• [Problem requirements]
All entries are to be given again verbatim.

+++ Provided records +++

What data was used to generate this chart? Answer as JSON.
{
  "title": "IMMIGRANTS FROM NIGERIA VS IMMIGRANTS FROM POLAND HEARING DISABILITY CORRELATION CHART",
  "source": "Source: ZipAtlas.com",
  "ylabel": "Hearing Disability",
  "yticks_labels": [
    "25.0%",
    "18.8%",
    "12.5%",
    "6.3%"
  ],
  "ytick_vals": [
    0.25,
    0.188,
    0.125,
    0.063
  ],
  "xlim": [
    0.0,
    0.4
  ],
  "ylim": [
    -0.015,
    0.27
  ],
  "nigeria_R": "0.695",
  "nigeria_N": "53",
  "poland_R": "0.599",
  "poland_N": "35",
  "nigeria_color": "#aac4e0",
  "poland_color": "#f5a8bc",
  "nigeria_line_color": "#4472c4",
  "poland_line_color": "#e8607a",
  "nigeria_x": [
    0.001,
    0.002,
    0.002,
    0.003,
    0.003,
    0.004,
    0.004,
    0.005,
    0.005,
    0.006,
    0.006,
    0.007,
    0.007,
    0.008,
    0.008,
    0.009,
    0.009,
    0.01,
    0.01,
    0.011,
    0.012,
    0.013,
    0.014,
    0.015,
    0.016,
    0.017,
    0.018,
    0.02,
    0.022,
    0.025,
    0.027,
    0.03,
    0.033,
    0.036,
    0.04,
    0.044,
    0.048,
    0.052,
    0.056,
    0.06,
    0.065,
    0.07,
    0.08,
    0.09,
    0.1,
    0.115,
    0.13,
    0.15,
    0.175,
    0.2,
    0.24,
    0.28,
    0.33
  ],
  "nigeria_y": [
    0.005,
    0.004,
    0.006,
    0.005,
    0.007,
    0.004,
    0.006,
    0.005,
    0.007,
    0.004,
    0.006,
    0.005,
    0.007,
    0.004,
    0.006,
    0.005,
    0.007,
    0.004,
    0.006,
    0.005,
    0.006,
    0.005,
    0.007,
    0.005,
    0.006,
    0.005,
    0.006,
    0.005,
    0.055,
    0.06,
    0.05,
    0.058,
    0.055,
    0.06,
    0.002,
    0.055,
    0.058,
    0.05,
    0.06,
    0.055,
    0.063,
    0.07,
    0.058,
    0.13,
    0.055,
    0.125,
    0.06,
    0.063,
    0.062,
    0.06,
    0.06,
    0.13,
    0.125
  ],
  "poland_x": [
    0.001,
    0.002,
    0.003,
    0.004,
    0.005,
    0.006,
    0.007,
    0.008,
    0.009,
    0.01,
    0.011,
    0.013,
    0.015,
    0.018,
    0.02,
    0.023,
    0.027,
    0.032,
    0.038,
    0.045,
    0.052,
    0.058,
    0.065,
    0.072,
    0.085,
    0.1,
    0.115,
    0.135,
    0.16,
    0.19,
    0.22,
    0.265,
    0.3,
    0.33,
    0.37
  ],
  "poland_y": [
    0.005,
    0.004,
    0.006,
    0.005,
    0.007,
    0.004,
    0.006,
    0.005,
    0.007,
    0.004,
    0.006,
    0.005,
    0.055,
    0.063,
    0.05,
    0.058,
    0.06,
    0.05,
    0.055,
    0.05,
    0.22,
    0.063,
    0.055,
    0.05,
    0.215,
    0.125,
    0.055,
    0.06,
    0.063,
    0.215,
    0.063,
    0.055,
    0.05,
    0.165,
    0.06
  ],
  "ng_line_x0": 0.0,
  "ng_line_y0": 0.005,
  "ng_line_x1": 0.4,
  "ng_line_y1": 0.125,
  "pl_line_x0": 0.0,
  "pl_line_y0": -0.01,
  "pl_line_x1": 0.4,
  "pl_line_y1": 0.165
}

+++

• [Finished task]
What data was used to generate this chart? Answer as JSON.
{
  "title": "IMMIGRANTS FROM NIGERIA VS IMMIGRANTS FROM POLAND HEARING DISABILITY CORRELATION CHART",
  "source": "Source: ZipAtlas.com",
  "ylabel": "Hearing Disability",
  "yticks_labels": [
    "25.0%",
    "18.8%",
    "12.5%",
    "6.3%"
  ],
  "ytick_vals": [
    0.25,
    0.188,
    0.125,
    0.063
  ],
  "xlim": [
    0.0,
    0.4
  ],
  "ylim": [
    -0.015,
    0.27
  ],
  "nigeria_R": "0.695",
  "nigeria_N": "53",
  "poland_R": "0.599",
  "poland_N": "35",
  "nigeria_color": "#aac4e0",
  "poland_color": "#f5a8bc",
  "nigeria_line_color": "#4472c4",
  "poland_line_color": "#e8607a",
  "nigeria_x": [
    0.001,
    0.002,
    0.002,
    0.003,
    0.003,
    0.004,
    0.004,
    0.005,
    0.005,
    0.006,
    0.006,
    0.007,
    0.007,
    0.008,
    0.008,
    0.009,
    0.009,
    0.01,
    0.01,
    0.011,
    0.012,
    0.013,
    0.014,
    0.015,
    0.016,
    0.017,
    0.018,
    0.02,
    0.022,
    0.025,
    0.027,
    0.03,
    0.033,
    0.036,
    0.04,
    0.044,
    0.048,
    0.052,
    0.056,
    0.06,
    0.065,
    0.07,
    0.08,
    0.09,
    0.1,
    0.115,
    0.13,
    0.15,
    0.175,
    0.2,
    0.24,
    0.28,
    0.33
  ],
  "nigeria_y": [
    0.005,
    0.004,
    0.006,
    0.005,
    0.007,
    0.004,
    0.006,
    0.005,
    0.007,
    0.004,
    0.006,
    0.005,
    0.007,
    0.004,
    0.006,
    0.005,
    0.007,
    0.004,
    0.006,
    0.005,
    0.006,
    0.005,
    0.007,
    0.005,
    0.006,
    0.005,
    0.006,
    0.005,
    0.055,
    0.06,
    0.05,
    0.058,
    0.055,
    0.06,
    0.002,
    0.055,
    0.058,
    0.05,
    0.06,
    0.055,
    0.063,
    0.07,
    0.058,
    0.13,
    0.055,
    0.125,
    0.06,
    0.063,
    0.062,
    0.06,
    0.06,
    0.13,
    0.125
  ],
  "poland_x": [
    0.001,
    0.002,
    0.003,
    0.004,
    0.005,
    0.006,
    0.007,
    0.008,
    0.009,
    0.01,
    0.011,
    0.013,
    0.015,
    0.018,
    0.02,
    0.023,
    0.027,
    0.032,
    0.038,
    0.045,
    0.052,
    0.058,
    0.065,
    0.072,
    0.085,
    0.1,
    0.115,
    0.135,
    0.16,
    0.19,
    0.22,
    0.265,
    0.3,
    0.33,
    0.37
  ],
  "poland_y": [
    0.005,
    0.004,
    0.006,
    0.005,
    0.007,
    0.004,
    0.006,
    0.005,
    0.007,
    0.004,
    0.006,
    0.005,
    0.055,
    0.063,
    0.05,
    0.058,
    0.06,
    0.05,
    0.055,
    0.05,
    0.22,
    0.063,
    0.055,
    0.05,
    0.215,
    0.125,
    0.055,
    0.06,
    0.063,
    0.215,
    0.063,
    0.055,
    0.05,
    0.165,
    0.06
  ],
  "ng_line_x0": 0.0,
  "ng_line_y0": 0.005,
  "ng_line_x1": 0.4,
  "ng_line_y1": 0.125,
  "pl_line_x0": 0.0,
  "pl_line_y0": -0.01,
  "pl_line_x1": 0.4,
  "pl_line_y1": 0.165
}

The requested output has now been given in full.